課題の指示:
1) 仙台赴任のコラムを2文で要約すること。
2) 仙台赴任のコラムの続きを、最後の文の後から書いてください。

コラムNo.7 「揺るがないつながりを感じる」

10年前、大阪から仙台の学校に赴任した。

大阪で経営方針に反発し、腐っていた時期での辞令で退職することも考えたのだが前年に大阪から仙台に主任として赴任していたメンバーから「仙台が大変なので助けてください」とメッセージが。

折れそうになっていた気持ちに「何かできるかも?」と少し心に火がついたような気がして仙台行きを決断した。

当時、勤務していた学園は医療事務系の専門学校を全国に展開していたがスポーツ部門の学校の立ち上げに誘っていただき8年間で全国に5校のスポーツ系専門学校が開校していた。

大阪がスポーツ系の学校のスタートだったため、カリキュラムや教科書の選定、実習その他、ほとんどが大阪主導で進められていた。

実は、大阪の学校がスタートする1年前に仙台の医療系の学校の学科の一つとして非常勤で専門家を集めインストラクターやトレーナーの養成を始めていた。

資料の抜粋:
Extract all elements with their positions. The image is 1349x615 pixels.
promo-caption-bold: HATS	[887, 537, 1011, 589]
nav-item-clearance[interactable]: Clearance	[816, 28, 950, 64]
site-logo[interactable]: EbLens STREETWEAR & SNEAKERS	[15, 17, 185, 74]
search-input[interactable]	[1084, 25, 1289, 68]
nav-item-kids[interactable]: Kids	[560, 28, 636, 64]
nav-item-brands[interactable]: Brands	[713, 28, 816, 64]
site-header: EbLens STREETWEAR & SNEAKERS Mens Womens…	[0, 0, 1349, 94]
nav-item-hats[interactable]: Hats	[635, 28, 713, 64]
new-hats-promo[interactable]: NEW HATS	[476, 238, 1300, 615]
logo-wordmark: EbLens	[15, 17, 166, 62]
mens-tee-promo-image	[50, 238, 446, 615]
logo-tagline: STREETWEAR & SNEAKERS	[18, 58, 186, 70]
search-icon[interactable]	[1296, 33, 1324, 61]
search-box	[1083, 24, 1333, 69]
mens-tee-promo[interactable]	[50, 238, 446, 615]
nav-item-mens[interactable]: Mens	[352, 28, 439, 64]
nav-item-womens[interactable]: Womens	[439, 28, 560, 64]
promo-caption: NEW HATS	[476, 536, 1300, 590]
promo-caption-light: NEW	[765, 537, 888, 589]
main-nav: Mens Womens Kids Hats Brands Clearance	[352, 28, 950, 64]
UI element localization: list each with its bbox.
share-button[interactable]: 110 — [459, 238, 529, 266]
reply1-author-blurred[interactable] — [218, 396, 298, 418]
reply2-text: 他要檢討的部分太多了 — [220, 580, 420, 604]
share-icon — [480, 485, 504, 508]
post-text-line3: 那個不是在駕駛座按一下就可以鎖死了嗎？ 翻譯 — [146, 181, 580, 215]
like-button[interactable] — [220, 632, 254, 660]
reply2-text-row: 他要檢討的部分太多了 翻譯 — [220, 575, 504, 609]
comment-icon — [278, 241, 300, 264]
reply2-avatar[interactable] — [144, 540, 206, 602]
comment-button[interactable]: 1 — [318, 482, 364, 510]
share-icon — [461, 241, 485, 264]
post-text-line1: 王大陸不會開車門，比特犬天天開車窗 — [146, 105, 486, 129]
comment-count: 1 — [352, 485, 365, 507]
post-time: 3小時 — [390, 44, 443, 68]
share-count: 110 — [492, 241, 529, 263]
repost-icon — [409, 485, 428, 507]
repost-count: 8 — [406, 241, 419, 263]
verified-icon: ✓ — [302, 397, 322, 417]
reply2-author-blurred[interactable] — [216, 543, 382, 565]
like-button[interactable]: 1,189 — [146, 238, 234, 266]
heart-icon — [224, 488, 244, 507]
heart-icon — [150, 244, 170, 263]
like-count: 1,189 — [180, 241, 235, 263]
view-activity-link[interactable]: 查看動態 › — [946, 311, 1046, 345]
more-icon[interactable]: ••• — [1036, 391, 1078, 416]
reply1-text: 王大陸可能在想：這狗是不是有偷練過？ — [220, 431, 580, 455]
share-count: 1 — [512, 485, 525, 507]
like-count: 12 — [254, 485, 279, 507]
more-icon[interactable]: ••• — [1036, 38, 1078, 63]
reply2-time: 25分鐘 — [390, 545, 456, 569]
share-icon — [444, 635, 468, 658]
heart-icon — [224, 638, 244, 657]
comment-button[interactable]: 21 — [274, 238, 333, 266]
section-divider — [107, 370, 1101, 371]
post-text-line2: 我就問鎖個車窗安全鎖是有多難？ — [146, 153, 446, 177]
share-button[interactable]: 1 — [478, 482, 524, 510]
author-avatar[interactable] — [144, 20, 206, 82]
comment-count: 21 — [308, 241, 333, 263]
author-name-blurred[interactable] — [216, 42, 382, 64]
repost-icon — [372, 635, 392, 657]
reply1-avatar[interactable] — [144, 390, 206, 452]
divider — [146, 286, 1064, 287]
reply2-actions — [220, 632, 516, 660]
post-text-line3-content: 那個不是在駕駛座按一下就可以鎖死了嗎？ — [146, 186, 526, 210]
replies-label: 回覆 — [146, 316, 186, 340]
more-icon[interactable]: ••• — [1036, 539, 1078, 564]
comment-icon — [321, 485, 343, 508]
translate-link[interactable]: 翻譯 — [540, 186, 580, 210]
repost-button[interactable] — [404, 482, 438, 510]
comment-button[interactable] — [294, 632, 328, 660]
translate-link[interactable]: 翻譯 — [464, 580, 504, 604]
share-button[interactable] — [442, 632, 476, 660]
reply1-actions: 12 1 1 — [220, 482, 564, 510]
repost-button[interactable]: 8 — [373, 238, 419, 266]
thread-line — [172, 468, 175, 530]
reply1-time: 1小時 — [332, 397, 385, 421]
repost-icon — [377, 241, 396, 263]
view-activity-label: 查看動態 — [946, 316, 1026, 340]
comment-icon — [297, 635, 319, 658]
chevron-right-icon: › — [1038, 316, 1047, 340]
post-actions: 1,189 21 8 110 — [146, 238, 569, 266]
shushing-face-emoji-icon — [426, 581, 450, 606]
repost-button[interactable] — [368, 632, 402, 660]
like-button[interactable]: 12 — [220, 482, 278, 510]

課題の解答:
1) 筆者は10年前、大阪で経営方針に反発して退職も考えていたが、前年に仙台へ主任として赴任していたメンバーから助けを求めるメッセージを受け、仙台行きを決めた。当時の学園は8年間で全国に5校のスポーツ系専門学校を開校しており、その運営はほとんど大阪主導だったが、実は大阪の学校が始まる1年前から、仙台の医療系の学校の一学科としてインストラクターやトレーナーの養成が始まっていた。

2)
仙台では、大阪主導のやり方に不満を持っているらしく、連絡をくれたメンバーの「大変です」は非常勤とのやり取りが主な理由のようだった。

赴任初日、明らかに歓迎されることは無いと不安を感じながら出勤したのを今も鮮明に憶えている。

初出勤の日、歓迎会と称して食事に誘われた。

乾杯もそこそこに、非常勤のリーダー格から「お前はどんな学校を創りたいと思っている。

そして、学生に何を伝えたいと考えているのか」と質問をされた。

どうやらこれで赴任してきた者や新人はやられてしまうらしいのだが、

モチベーションの下がっていた私にはビジョンやミッションを再確認する素晴らしい機会となった。

その後、朝までどんな学校を創るのか?どんな学生を育てるのか?みんなで語り合った。教育への想いはまさに自らの生き方であり、その人の在り方そのもので、人生を通してやり続けていくミッションであるという想いを共有する時間を持つことができたのである。

その後、学校のイベント・学生指導など休日であっても積極的に参加していただき、終わってみれば学生募集目標を大きく上回り上限一杯のインセンティブを手にすることになった。

私は結局一年で仙台を去ることになったのだがそれ以降も交流は続き、ビジネスでも何かと相談をしお互い行き来しながらセミナーの開催などを行っていた。

2011年3月11日東日本大震災が起きた、国内観測史上最大のマグニチュード9.0という未曾有の大災害。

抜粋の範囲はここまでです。